:: Work to be completed ::
Print every entry exactly as written.
=-=-=-=-=
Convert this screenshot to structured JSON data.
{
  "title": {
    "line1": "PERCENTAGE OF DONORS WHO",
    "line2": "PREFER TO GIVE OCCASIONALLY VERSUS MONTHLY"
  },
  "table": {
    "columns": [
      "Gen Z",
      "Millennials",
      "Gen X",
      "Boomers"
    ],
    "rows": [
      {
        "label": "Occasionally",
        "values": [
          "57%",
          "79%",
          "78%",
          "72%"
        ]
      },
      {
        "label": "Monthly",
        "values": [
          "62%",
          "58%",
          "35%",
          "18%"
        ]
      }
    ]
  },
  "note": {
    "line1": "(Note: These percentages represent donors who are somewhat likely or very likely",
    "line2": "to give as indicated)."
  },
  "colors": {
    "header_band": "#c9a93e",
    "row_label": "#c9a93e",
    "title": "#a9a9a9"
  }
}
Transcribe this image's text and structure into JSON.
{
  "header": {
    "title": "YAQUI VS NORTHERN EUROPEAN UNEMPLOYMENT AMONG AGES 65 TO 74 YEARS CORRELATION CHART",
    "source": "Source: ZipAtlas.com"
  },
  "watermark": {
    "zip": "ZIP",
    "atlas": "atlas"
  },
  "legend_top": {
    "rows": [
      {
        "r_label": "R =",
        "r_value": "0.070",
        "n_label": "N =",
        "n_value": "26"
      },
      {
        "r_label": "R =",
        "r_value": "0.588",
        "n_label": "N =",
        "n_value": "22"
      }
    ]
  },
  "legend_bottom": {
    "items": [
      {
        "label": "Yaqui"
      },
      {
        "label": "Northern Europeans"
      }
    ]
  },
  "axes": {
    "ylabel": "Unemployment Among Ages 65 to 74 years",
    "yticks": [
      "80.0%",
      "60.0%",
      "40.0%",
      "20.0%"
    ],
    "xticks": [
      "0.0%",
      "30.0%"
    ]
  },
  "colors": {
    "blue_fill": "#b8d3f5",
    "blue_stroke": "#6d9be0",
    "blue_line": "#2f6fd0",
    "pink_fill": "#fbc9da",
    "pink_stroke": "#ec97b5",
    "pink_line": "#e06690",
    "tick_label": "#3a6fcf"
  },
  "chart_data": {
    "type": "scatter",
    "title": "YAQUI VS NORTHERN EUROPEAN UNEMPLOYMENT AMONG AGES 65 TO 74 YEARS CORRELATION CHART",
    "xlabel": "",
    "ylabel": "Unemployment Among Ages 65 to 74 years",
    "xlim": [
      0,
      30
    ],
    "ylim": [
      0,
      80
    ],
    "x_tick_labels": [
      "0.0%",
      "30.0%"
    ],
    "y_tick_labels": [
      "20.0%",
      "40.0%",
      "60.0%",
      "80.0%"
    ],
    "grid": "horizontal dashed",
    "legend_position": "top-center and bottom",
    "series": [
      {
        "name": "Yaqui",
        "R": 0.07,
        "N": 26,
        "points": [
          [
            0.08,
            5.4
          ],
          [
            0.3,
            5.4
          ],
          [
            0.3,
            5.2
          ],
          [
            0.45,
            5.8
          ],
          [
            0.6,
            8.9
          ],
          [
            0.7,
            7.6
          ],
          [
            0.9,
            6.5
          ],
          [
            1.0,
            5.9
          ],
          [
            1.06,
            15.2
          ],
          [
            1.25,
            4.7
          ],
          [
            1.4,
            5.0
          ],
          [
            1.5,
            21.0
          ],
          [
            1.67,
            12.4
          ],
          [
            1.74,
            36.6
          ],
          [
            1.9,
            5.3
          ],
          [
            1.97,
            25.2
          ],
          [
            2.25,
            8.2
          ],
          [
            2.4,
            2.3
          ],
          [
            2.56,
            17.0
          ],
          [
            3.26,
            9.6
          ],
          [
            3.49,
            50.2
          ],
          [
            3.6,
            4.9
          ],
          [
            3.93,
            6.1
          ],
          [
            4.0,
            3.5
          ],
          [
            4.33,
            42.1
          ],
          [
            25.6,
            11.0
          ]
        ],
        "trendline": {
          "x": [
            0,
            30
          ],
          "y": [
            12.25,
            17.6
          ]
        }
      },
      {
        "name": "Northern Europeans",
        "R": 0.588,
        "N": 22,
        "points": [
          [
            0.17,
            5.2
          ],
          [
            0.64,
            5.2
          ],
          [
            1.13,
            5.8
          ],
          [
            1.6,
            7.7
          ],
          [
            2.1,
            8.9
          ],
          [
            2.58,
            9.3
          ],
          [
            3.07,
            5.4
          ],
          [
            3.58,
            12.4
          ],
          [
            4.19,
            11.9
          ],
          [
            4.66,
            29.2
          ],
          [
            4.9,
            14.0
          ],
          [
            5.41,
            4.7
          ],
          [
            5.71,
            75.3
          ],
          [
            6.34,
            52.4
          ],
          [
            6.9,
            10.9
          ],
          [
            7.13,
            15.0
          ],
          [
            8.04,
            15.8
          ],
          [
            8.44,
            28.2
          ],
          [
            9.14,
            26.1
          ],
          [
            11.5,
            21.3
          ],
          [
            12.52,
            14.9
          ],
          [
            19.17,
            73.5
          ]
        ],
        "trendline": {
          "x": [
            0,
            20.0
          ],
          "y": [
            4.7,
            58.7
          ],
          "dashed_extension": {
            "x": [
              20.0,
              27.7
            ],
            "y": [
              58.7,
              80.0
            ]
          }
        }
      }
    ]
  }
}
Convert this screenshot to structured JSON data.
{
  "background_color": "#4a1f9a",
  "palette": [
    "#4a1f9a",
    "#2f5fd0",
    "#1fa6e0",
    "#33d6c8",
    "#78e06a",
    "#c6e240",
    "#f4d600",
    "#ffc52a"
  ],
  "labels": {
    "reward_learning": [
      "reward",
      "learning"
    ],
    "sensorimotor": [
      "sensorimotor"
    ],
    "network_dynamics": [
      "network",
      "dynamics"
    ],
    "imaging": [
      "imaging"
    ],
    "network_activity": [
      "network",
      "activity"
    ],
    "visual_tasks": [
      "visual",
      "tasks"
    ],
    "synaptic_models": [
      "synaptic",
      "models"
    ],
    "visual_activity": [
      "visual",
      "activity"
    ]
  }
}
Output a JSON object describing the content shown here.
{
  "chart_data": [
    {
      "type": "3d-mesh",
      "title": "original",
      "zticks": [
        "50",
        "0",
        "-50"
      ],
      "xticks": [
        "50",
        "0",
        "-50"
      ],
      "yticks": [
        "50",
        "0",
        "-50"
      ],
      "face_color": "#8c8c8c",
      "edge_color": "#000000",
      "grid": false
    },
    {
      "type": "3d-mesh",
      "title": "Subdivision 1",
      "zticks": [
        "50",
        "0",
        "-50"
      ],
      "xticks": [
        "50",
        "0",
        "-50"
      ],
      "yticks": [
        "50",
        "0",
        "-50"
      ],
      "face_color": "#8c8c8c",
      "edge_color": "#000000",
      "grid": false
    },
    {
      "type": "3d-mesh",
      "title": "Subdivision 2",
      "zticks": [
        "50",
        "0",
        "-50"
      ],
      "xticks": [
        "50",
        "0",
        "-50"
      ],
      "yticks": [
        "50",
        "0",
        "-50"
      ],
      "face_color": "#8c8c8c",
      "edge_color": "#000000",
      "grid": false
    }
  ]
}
=-=-=-=-=
:: Response to this exercise ::
Convert this screenshot to structured JSON data.
{
  "title": {
    "line1": "PERCENTAGE OF DONORS WHO",
    "line2": "PREFER TO GIVE OCCASIONALLY VERSUS MONTHLY"
  },
  "table": {
    "columns": [
      "Gen Z",
      "Millennials",
      "Gen X",
      "Boomers"
    ],
    "rows": [
      {
        "label": "Occasionally",
        "values": [
          "57%",
          "79%",
          "78%",
          "72%"
        ]
      },
      {
        "label": "Monthly",
        "values": [
          "62%",
          "58%",
          "35%",
          "18%"
        ]
      }
    ]
  },
  "note": {
    "line1": "(Note: These percentages represent donors who are somewhat likely or very likely",
    "line2": "to give as indicated)."
  },
  "colors": {
    "header_band": "#c9a93e",
    "row_label": "#c9a93e",
    "title": "#a9a9a9"
  }
}
Transcribe this image's text and structure into JSON.
{
  "header": {
    "title": "YAQUI VS NORTHERN EUROPEAN UNEMPLOYMENT AMONG AGES 65 TO 74 YEARS CORRELATION CHART",
    "source": "Source: ZipAtlas.com"
  },
  "watermark": {
    "zip": "ZIP",
    "atlas": "atlas"
  },
  "legend_top": {
    "rows": [
      {
        "r_label": "R =",
        "r_value": "0.070",
        "n_label": "N =",
        "n_value": "26"
      },
      {
        "r_label": "R =",
        "r_value": "0.588",
        "n_label": "N =",
        "n_value": "22"
      }
    ]
  },
  "legend_bottom": {
    "items": [
      {
        "label": "Yaqui"
      },
      {
        "label": "Northern Europeans"
      }
    ]
  },
  "axes": {
    "ylabel": "Unemployment Among Ages 65 to 74 years",
    "yticks": [
      "80.0%",
      "60.0%",
      "40.0%",
      "20.0%"
    ],
    "xticks": [
      "0.0%",
      "30.0%"
    ]
  },
  "colors": {
    "blue_fill": "#b8d3f5",
    "blue_stroke": "#6d9be0",
    "blue_line": "#2f6fd0",
    "pink_fill": "#fbc9da",
    "pink_stroke": "#ec97b5",
    "pink_line": "#e06690",
    "tick_label": "#3a6fcf"
  },
  "chart_data": {
    "type": "scatter",
    "title": "YAQUI VS NORTHERN EUROPEAN UNEMPLOYMENT AMONG AGES 65 TO 74 YEARS CORRELATION CHART",
    "xlabel": "",
    "ylabel": "Unemployment Among Ages 65 to 74 years",
    "xlim": [
      0,
      30
    ],
    "ylim": [
      0,
      80
    ],
    "x_tick_labels": [
      "0.0%",
      "30.0%"
    ],
    "y_tick_labels": [
      "20.0%",
      "40.0%",
      "60.0%",
      "80.0%"
    ],
    "grid": "horizontal dashed",
    "legend_position": "top-center and bottom",
    "series": [
      {
        "name": "Yaqui",
        "R": 0.07,
        "N": 26,
        "points": [
          [
            0.08,
            5.4
          ],
          [
            0.3,
            5.4
          ],
          [
            0.3,
            5.2
          ],
          [
            0.45,
            5.8
          ],
          [
            0.6,
            8.9
          ],
          [
            0.7,
            7.6
          ],
          [
            0.9,
            6.5
          ],
          [
            1.0,
            5.9
          ],
          [
            1.06,
            15.2
          ],
          [
            1.25,
            4.7
          ],
          [
            1.4,
            5.0
          ],
          [
            1.5,
            21.0
          ],
          [
            1.67,
            12.4
          ],
          [
            1.74,
            36.6
          ],
          [
            1.9,
            5.3
          ],
          [
            1.97,
            25.2
          ],
          [
            2.25,
            8.2
          ],
          [
            2.4,
            2.3
          ],
          [
            2.56,
            17.0
          ],
          [
            3.26,
            9.6
          ],
          [
            3.49,
            50.2
          ],
          [
            3.6,
            4.9
          ],
          [
            3.93,
            6.1
          ],
          [
            4.0,
            3.5
          ],
          [
            4.33,
            42.1
          ],
          [
            25.6,
            11.0
          ]
        ],
        "trendline": {
          "x": [
            0,
            30
          ],
          "y": [
            12.25,
            17.6
          ]
        }
      },
      {
        "name": "Northern Europeans",
        "R": 0.588,
        "N": 22,
        "points": [
          [
            0.17,
            5.2
          ],
          [
            0.64,
            5.2
          ],
          [
            1.13,
            5.8
          ],
          [
            1.6,
            7.7
          ],
          [
            2.1,
            8.9
          ],
          [
            2.58,
            9.3
          ],
          [
            3.07,
            5.4
          ],
          [
            3.58,
            12.4
          ],
          [
            4.19,
            11.9
          ],
          [
            4.66,
            29.2
          ],
          [
            4.9,
            14.0
          ],
          [
            5.41,
            4.7
          ],
          [
            5.71,
            75.3
          ],
          [
            6.34,
            52.4
          ],
          [
            6.9,
            10.9
          ],
          [
            7.13,
            15.0
          ],
          [
            8.04,
            15.8
          ],
          [
            8.44,
            28.2
          ],
          [
            9.14,
            26.1
          ],
          [
            11.5,
            21.3
          ],
          [
            12.52,
            14.9
          ],
          [
            19.17,
            73.5
          ]
        ],
        "trendline": {
          "x": [
            0,
            20.0
          ],
          "y": [
            4.7,
            58.7
          ],
          "dashed_extension": {
            "x": [
              20.0,
              27.7
            ],
            "y": [
              58.7,
              80.0
            ]
          }
        }
      }
    ]
  }
}
Convert this screenshot to structured JSON data.
{
  "background_color": "#4a1f9a",
  "palette": [
    "#4a1f9a",
    "#2f5fd0",
    "#1fa6e0",
    "#33d6c8",
    "#78e06a",
    "#c6e240",
    "#f4d600",
    "#ffc52a"
  ],
  "labels": {
    "reward_learning": [
      "reward",
      "learning"
    ],
    "sensorimotor": [
      "sensorimotor"
    ],
    "network_dynamics": [
      "network",
      "dynamics"
    ],
    "imaging": [
      "imaging"
    ],
    "network_activity": [
      "network",
      "activity"
    ],
    "visual_tasks": [
      "visual",
      "tasks"
    ],
    "synaptic_models": [
      "synaptic",
      "models"
    ],
    "visual_activity": [
      "visual",
      "activity"
    ]
  }
}
Output a JSON object describing the content shown here.
{
  "chart_data": [
    {
      "type": "3d-mesh",
      "title": "original",
      "zticks": [
        "50",
        "0",
        "-50"
      ],
      "xticks": [
        "50",
        "0",
        "-50"
      ],
      "yticks": [
        "50",
        "0",
        "-50"
      ],
      "face_color": "#8c8c8c",
      "edge_color": "#000000",
      "grid": false
    },
    {
      "type": "3d-mesh",
      "title": "Subdivision 1",
      "zticks": [
        "50",
        "0",
        "-50"
      ],
      "xticks": [
        "50",
        "0",
        "-50"
      ],
      "yticks": [
        "50",
        "0",
        "-50"
      ],
      "face_color": "#8c8c8c",
      "edge_color": "#000000",
      "grid": false
    },
    {
      "type": "3d-mesh",
      "title": "Subdivision 2",
      "zticks": [
        "50",
        "0",
        "-50"
      ],
      "xticks": [
        "50",
        "0",
        "-50"
      ],
      "yticks": [
        "50",
        "0",
        "-50"
      ],
      "face_color": "#8c8c8c",
      "edge_color": "#000000",
      "grid": false
    }
  ]
}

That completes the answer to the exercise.